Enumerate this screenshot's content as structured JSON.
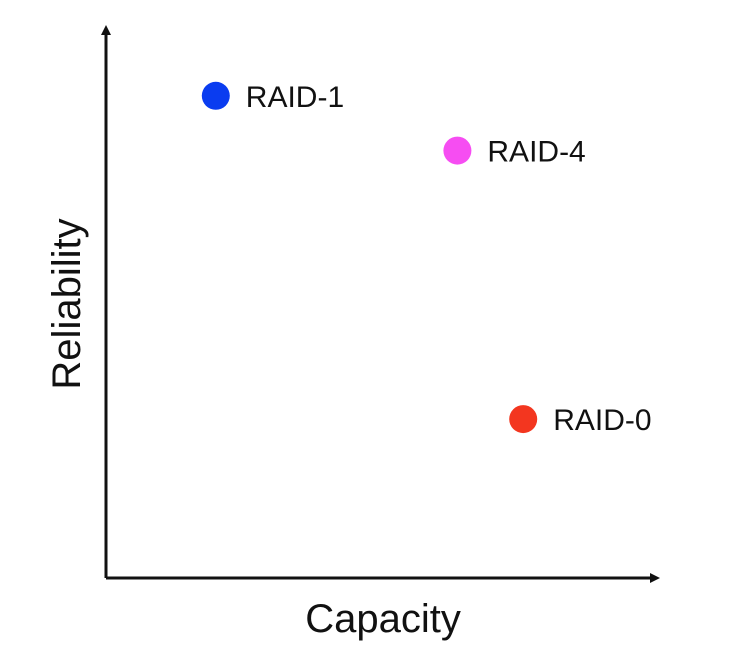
{
  "chart_data": {
    "type": "scatter",
    "xlabel": "Capacity",
    "ylabel": "Reliability",
    "grid": false,
    "xlim": [
      0,
      10
    ],
    "ylim": [
      0,
      10
    ],
    "points": [
      {
        "label": "RAID-1",
        "x": 2.0,
        "y": 8.8,
        "color": "#0a3cf0"
      },
      {
        "label": "RAID-4",
        "x": 6.4,
        "y": 7.8,
        "color": "#f64df2"
      },
      {
        "label": "RAID-0",
        "x": 7.6,
        "y": 2.9,
        "color": "#f3361f"
      }
    ]
  }
}
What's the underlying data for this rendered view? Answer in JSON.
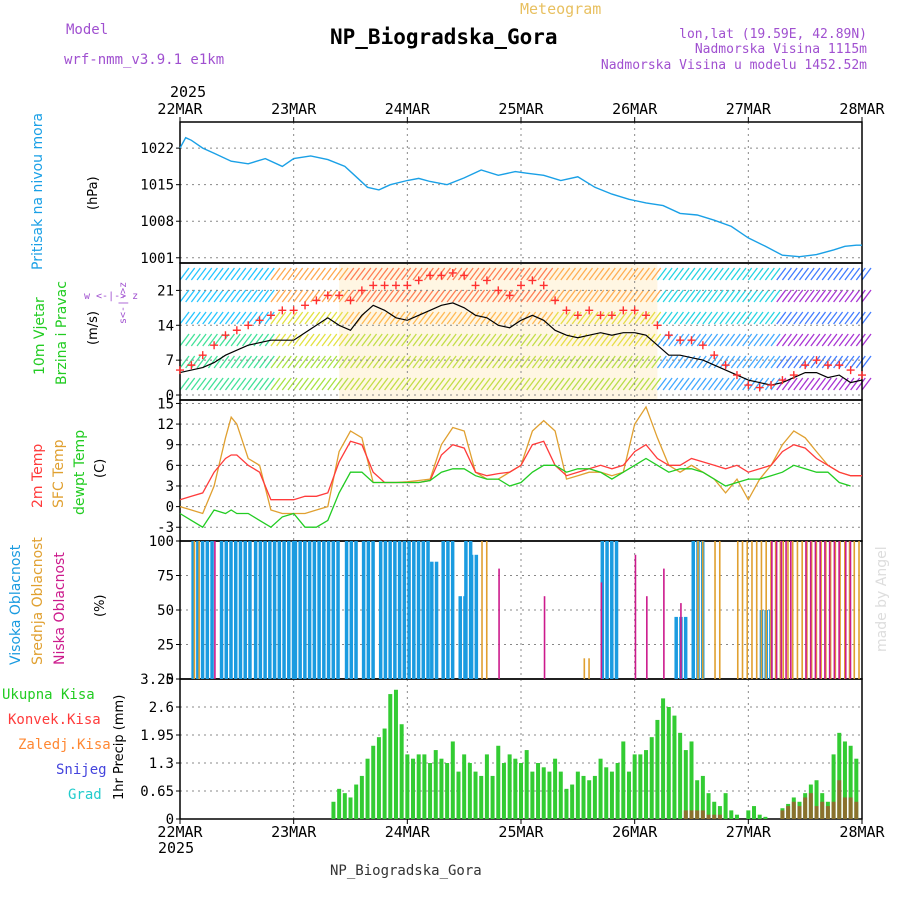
{
  "header": {
    "title": "NP_Biogradska_Gora",
    "product": "Meteogram",
    "model_label": "Model",
    "model_name": "wrf-nmm_v3.9.1 e1km",
    "lonlat": "lon,lat (19.59E, 42.89N)",
    "altitude": "Nadmorska Visina 1115m",
    "model_altitude": "Nadmorska Visina u modelu 1452.52m",
    "year_top": "2025",
    "year_bottom": "2025",
    "footer": "NP_Biogradska_Gora",
    "watermark": "made by Angel"
  },
  "colors": {
    "pressure": "#1aa0e6",
    "wind_speed": "#000000",
    "gust_marker": "#ff3030",
    "t2m": "#ff3b3b",
    "tsfc": "#e0a030",
    "dewpoint": "#22cc22",
    "cloud_high": "#1a9be0",
    "cloud_mid": "#e0a030",
    "cloud_low": "#cc1a8c",
    "precip_total": "#33cc33",
    "precip_conv": "#ff3b3b",
    "precip_snow": "#4444dd",
    "precip_grad": "#22cccc",
    "precip_frz": "#ff8833",
    "grid": "#888888"
  },
  "x_axis": {
    "ticks": [
      "22MAR",
      "23MAR",
      "24MAR",
      "25MAR",
      "26MAR",
      "27MAR",
      "28MAR"
    ]
  },
  "chart_data": [
    {
      "type": "line",
      "name": "pressure",
      "ylabel": "Pritisak na nivou mora",
      "unit": "(hPa)",
      "ylim": [
        1000,
        1027
      ],
      "yticks": [
        "1022",
        "1015",
        "1008",
        "1001"
      ],
      "ytick_values": [
        1022,
        1015,
        1008,
        1001
      ],
      "grid": true,
      "x_days": [
        0,
        0.05,
        0.1,
        0.2,
        0.3,
        0.45,
        0.6,
        0.75,
        0.9,
        1.0,
        1.15,
        1.3,
        1.45,
        1.55,
        1.65,
        1.75,
        1.85,
        2.0,
        2.1,
        2.2,
        2.35,
        2.5,
        2.65,
        2.8,
        2.95,
        3.05,
        3.2,
        3.35,
        3.5,
        3.65,
        3.8,
        3.95,
        4.1,
        4.25,
        4.4,
        4.55,
        4.7,
        4.85,
        5.0,
        5.15,
        5.3,
        5.45,
        5.6,
        5.75,
        5.85,
        5.95,
        6.0
      ],
      "series": [
        {
          "name": "Pritisak",
          "values": [
            1022,
            1024,
            1023.5,
            1022,
            1021,
            1019.5,
            1019,
            1020,
            1018.5,
            1020,
            1020.5,
            1019.8,
            1018.5,
            1016.5,
            1014.5,
            1014,
            1015,
            1015.8,
            1016.2,
            1015.6,
            1015,
            1016.3,
            1017.8,
            1016.8,
            1017.5,
            1017.2,
            1016.8,
            1015.8,
            1016.5,
            1014.5,
            1013.2,
            1012.2,
            1011.5,
            1011,
            1009.5,
            1009.2,
            1008.2,
            1007,
            1004.8,
            1003.2,
            1001.5,
            1001.2,
            1001.6,
            1002.5,
            1003.2,
            1003.4,
            1003.4
          ]
        }
      ]
    },
    {
      "type": "line",
      "name": "wind",
      "ylabel": "10m Vjetar Brzina i Pravac",
      "unit": "(m/s)",
      "ylim": [
        -1,
        26.5
      ],
      "yticks": [
        "21",
        "14",
        "7",
        "0"
      ],
      "ytick_values": [
        21,
        14,
        7,
        0
      ],
      "direction_legend": "w <-|-> z",
      "direction_legend_ns": "s<-|->z",
      "grid": true,
      "x_days": [
        0,
        0.1,
        0.2,
        0.3,
        0.4,
        0.5,
        0.6,
        0.7,
        0.8,
        0.9,
        1.0,
        1.1,
        1.2,
        1.3,
        1.4,
        1.5,
        1.6,
        1.7,
        1.8,
        1.9,
        2.0,
        2.1,
        2.2,
        2.3,
        2.4,
        2.5,
        2.6,
        2.7,
        2.8,
        2.9,
        3.0,
        3.1,
        3.2,
        3.3,
        3.4,
        3.5,
        3.6,
        3.7,
        3.8,
        3.9,
        4.0,
        4.1,
        4.2,
        4.3,
        4.4,
        4.5,
        4.6,
        4.7,
        4.8,
        4.9,
        5.0,
        5.1,
        5.2,
        5.3,
        5.4,
        5.5,
        5.6,
        5.7,
        5.8,
        5.9,
        6.0
      ],
      "series": [
        {
          "name": "10m",
          "values": [
            4.5,
            5,
            5.5,
            6.5,
            8,
            9,
            10,
            10.5,
            11,
            11,
            11,
            12.5,
            14,
            15.5,
            14,
            13,
            16,
            18,
            17,
            15.5,
            15,
            16,
            17,
            18,
            18.5,
            17.5,
            16,
            15.5,
            14,
            13.5,
            15,
            16,
            15,
            13,
            12,
            11.5,
            12,
            12.5,
            12,
            12.5,
            12.5,
            12,
            10,
            8,
            8,
            7.5,
            7,
            6,
            5,
            4,
            3,
            2.5,
            2,
            2.5,
            3.5,
            4.5,
            4.5,
            3.5,
            4,
            2.5,
            3
          ]
        },
        {
          "name": "Udari",
          "values": [
            5,
            6,
            8,
            10,
            12,
            13,
            14,
            15,
            16,
            17,
            17,
            18,
            19,
            20,
            20,
            19,
            21,
            22,
            22,
            22,
            22,
            23,
            24,
            24,
            24.5,
            24,
            22,
            23,
            21,
            20,
            22,
            23,
            22,
            19,
            17,
            16,
            17,
            16,
            16,
            17,
            17,
            16,
            14,
            12,
            11,
            11,
            10,
            8,
            6,
            4,
            2,
            1.5,
            2,
            3,
            4,
            6,
            7,
            6,
            6,
            5,
            4
          ]
        }
      ]
    },
    {
      "type": "line",
      "name": "temperature",
      "ylabel_lines": [
        "2m Temp",
        "SFC Temp",
        "dewpt Temp"
      ],
      "unit": "(C)",
      "ylim": [
        -5,
        15.5
      ],
      "yticks": [
        "15",
        "12",
        "9",
        "6",
        "3",
        "0",
        "-3"
      ],
      "ytick_values": [
        15,
        12,
        9,
        6,
        3,
        0,
        -3
      ],
      "grid": true,
      "x_days": [
        0,
        0.1,
        0.2,
        0.3,
        0.4,
        0.45,
        0.5,
        0.6,
        0.7,
        0.8,
        0.9,
        1.0,
        1.1,
        1.2,
        1.3,
        1.4,
        1.5,
        1.6,
        1.7,
        1.8,
        1.9,
        2.0,
        2.1,
        2.2,
        2.3,
        2.4,
        2.5,
        2.6,
        2.7,
        2.8,
        2.9,
        3.0,
        3.1,
        3.2,
        3.3,
        3.4,
        3.5,
        3.6,
        3.7,
        3.8,
        3.9,
        4.0,
        4.1,
        4.2,
        4.3,
        4.4,
        4.5,
        4.6,
        4.7,
        4.8,
        4.9,
        5.0,
        5.1,
        5.2,
        5.3,
        5.4,
        5.5,
        5.6,
        5.7,
        5.8,
        5.9,
        6.0
      ],
      "series": [
        {
          "name": "2m Temp",
          "values": [
            1,
            1.5,
            2,
            5,
            7,
            7.5,
            7.5,
            6,
            5,
            1,
            1,
            1,
            1.5,
            1.5,
            2,
            6.5,
            9.5,
            9,
            5,
            3.5,
            3.5,
            3.5,
            3.5,
            3.8,
            7.5,
            9,
            8.5,
            5,
            4.5,
            4.8,
            5,
            6,
            9,
            9.5,
            6,
            4.5,
            5,
            5.5,
            6,
            5.5,
            6,
            8,
            9,
            7,
            6,
            6,
            7,
            6.5,
            6,
            5.5,
            6,
            5,
            5.5,
            6,
            8,
            9,
            8.5,
            7,
            6,
            5,
            4.5,
            4.5
          ]
        },
        {
          "name": "SFC Temp",
          "values": [
            0,
            -0.5,
            -1,
            3,
            10,
            13,
            12,
            7,
            6,
            -0.5,
            -1,
            -1,
            -1,
            -0.5,
            0,
            8,
            11,
            10,
            3.5,
            3.5,
            3.5,
            3.6,
            3.8,
            4,
            9,
            11.5,
            11,
            5,
            4,
            4,
            5,
            6,
            11,
            12.5,
            11,
            4,
            4.5,
            5,
            5,
            4.5,
            5,
            12,
            14.5,
            10,
            6,
            5,
            6,
            5,
            4,
            2,
            4,
            1,
            4,
            6,
            9,
            11,
            10,
            8,
            6,
            5,
            4.5,
            4.5
          ]
        },
        {
          "name": "dewpt Temp",
          "values": [
            -1,
            -2,
            -3,
            -0.5,
            -1,
            -0.5,
            -1,
            -1,
            -2,
            -3,
            -1.5,
            -1,
            -3,
            -3,
            -2,
            2,
            5,
            5,
            3.5,
            3.5,
            3.5,
            3.5,
            3.5,
            3.8,
            5,
            5.5,
            5.5,
            4.5,
            4,
            4,
            3,
            3.5,
            5,
            6,
            6,
            5,
            5.5,
            5.5,
            5,
            4,
            5,
            6,
            7,
            6,
            5,
            5.5,
            5.5,
            5,
            4,
            3,
            3.5,
            4,
            4,
            4.5,
            5,
            6,
            5.5,
            5,
            5,
            3.5,
            3
          ]
        }
      ]
    },
    {
      "type": "bar",
      "name": "cloud",
      "ylabel_lines": [
        "Visoka Oblacnost",
        "Srednja Oblacnost",
        "Niska Oblacnost"
      ],
      "unit": "(%)",
      "ylim": [
        0,
        100
      ],
      "yticks": [
        "100",
        "75",
        "50",
        "25",
        "0"
      ],
      "ytick_values": [
        100,
        75,
        50,
        25,
        0
      ],
      "grid": true,
      "series": [
        {
          "name": "Visoka Oblacnost",
          "segments": [
            [
              0.1,
              0.3,
              100
            ],
            [
              0.35,
              0.6,
              100
            ],
            [
              0.65,
              1.0,
              100
            ],
            [
              1.0,
              1.4,
              100
            ],
            [
              1.45,
              1.55,
              100
            ],
            [
              1.6,
              1.7,
              100
            ],
            [
              1.75,
              2.2,
              100
            ],
            [
              2.2,
              2.25,
              85
            ],
            [
              2.3,
              2.4,
              100
            ],
            [
              2.45,
              2.5,
              60
            ],
            [
              2.5,
              2.55,
              100
            ],
            [
              2.55,
              2.6,
              90
            ],
            [
              3.7,
              3.85,
              100
            ],
            [
              4.35,
              4.45,
              45
            ],
            [
              4.5,
              4.6,
              100
            ],
            [
              5.1,
              5.2,
              50
            ]
          ]
        },
        {
          "name": "Srednja Oblacnost",
          "segments": [
            [
              0.12,
              0.18,
              100
            ],
            [
              2.65,
              2.7,
              100
            ],
            [
              3.55,
              3.6,
              15
            ],
            [
              4.55,
              4.6,
              100
            ],
            [
              4.7,
              4.75,
              100
            ],
            [
              4.9,
              5.3,
              100
            ],
            [
              5.3,
              6.0,
              100
            ]
          ]
        },
        {
          "name": "Niska Oblacnost",
          "segments": [
            [
              0.3,
              0.33,
              100
            ],
            [
              2.8,
              2.82,
              80
            ],
            [
              3.2,
              3.22,
              60
            ],
            [
              3.7,
              3.72,
              70
            ],
            [
              4.0,
              4.02,
              90
            ],
            [
              4.1,
              4.12,
              60
            ],
            [
              4.25,
              4.27,
              80
            ],
            [
              4.4,
              4.42,
              55
            ],
            [
              5.2,
              5.4,
              100
            ],
            [
              5.5,
              5.8,
              100
            ],
            [
              5.85,
              5.9,
              100
            ]
          ]
        }
      ]
    },
    {
      "type": "bar",
      "name": "precip",
      "ylabel_lines": [
        "Ukupna Kisa",
        "Konvek.Kisa",
        "Zaledj.Kisa",
        "Snijeg",
        "Grad"
      ],
      "unit": "1hr Precip (mm)",
      "ylim": [
        0,
        3.25
      ],
      "yticks": [
        "3.25",
        "2.6",
        "1.95",
        "1.3",
        "0.65",
        "0"
      ],
      "ytick_values": [
        3.25,
        2.6,
        1.95,
        1.3,
        0.65,
        0
      ],
      "grid": true,
      "x_days": [
        1.35,
        1.4,
        1.45,
        1.5,
        1.55,
        1.6,
        1.65,
        1.7,
        1.75,
        1.8,
        1.85,
        1.9,
        1.95,
        2.0,
        2.05,
        2.1,
        2.15,
        2.2,
        2.25,
        2.3,
        2.35,
        2.4,
        2.45,
        2.5,
        2.55,
        2.6,
        2.65,
        2.7,
        2.75,
        2.8,
        2.85,
        2.9,
        2.95,
        3.0,
        3.05,
        3.1,
        3.15,
        3.2,
        3.25,
        3.3,
        3.35,
        3.4,
        3.45,
        3.5,
        3.55,
        3.6,
        3.65,
        3.7,
        3.75,
        3.8,
        3.85,
        3.9,
        3.95,
        4.0,
        4.05,
        4.1,
        4.15,
        4.2,
        4.25,
        4.3,
        4.35,
        4.4,
        4.45,
        4.5,
        4.55,
        4.6,
        4.65,
        4.7,
        4.75,
        4.8,
        4.85,
        4.9,
        5.0,
        5.05,
        5.1,
        5.15,
        5.3,
        5.35,
        5.4,
        5.45,
        5.5,
        5.55,
        5.6,
        5.65,
        5.7,
        5.75,
        5.8,
        5.85,
        5.9,
        5.95
      ],
      "series": [
        {
          "name": "Ukupna Kisa",
          "values": [
            0.4,
            0.7,
            0.6,
            0.5,
            0.8,
            1.0,
            1.4,
            1.7,
            1.9,
            2.1,
            2.9,
            3.0,
            2.2,
            1.5,
            1.4,
            1.5,
            1.5,
            1.3,
            1.6,
            1.4,
            1.3,
            1.8,
            1.1,
            1.5,
            1.3,
            1.1,
            1.0,
            1.5,
            1.0,
            1.7,
            1.3,
            1.5,
            1.4,
            1.3,
            1.6,
            1.1,
            1.3,
            1.2,
            1.1,
            1.4,
            1.1,
            0.7,
            0.8,
            1.1,
            1.0,
            0.9,
            1.0,
            1.4,
            1.2,
            1.1,
            1.3,
            1.8,
            1.1,
            1.5,
            1.5,
            1.6,
            1.9,
            2.3,
            2.8,
            2.6,
            2.4,
            2.0,
            1.6,
            1.8,
            0.9,
            1.0,
            0.6,
            0.4,
            0.3,
            0.6,
            0.2,
            0.1,
            0.2,
            0.3,
            0.1,
            0.05,
            0.25,
            0.35,
            0.5,
            0.4,
            0.6,
            0.8,
            0.9,
            0.6,
            0.4,
            1.5,
            2.0,
            1.8,
            1.7,
            1.4
          ]
        },
        {
          "name": "Konvek.Kisa",
          "values": [
            0,
            0,
            0,
            0,
            0,
            0,
            0,
            0,
            0,
            0,
            0,
            0,
            0,
            0,
            0,
            0,
            0,
            0,
            0,
            0,
            0,
            0,
            0,
            0,
            0,
            0,
            0,
            0,
            0,
            0,
            0,
            0,
            0,
            0,
            0,
            0,
            0,
            0,
            0,
            0,
            0,
            0,
            0,
            0,
            0,
            0,
            0,
            0,
            0,
            0,
            0,
            0,
            0,
            0,
            0,
            0,
            0,
            0,
            0,
            0,
            0,
            0,
            0.2,
            0.2,
            0.2,
            0.2,
            0.1,
            0.1,
            0.1,
            0,
            0,
            0,
            0,
            0,
            0,
            0,
            0.2,
            0.3,
            0.4,
            0.3,
            0.5,
            0.6,
            0.3,
            0.4,
            0.3,
            0.4,
            0.9,
            0.5,
            0.5,
            0.4
          ]
        }
      ]
    }
  ]
}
----------
__Problem details__. Search the records for the word "Srednja". Copy every line that has it.

__Exercise response__.
        "Srednja Oblacnost",
          "name": "Srednja Oblacnost",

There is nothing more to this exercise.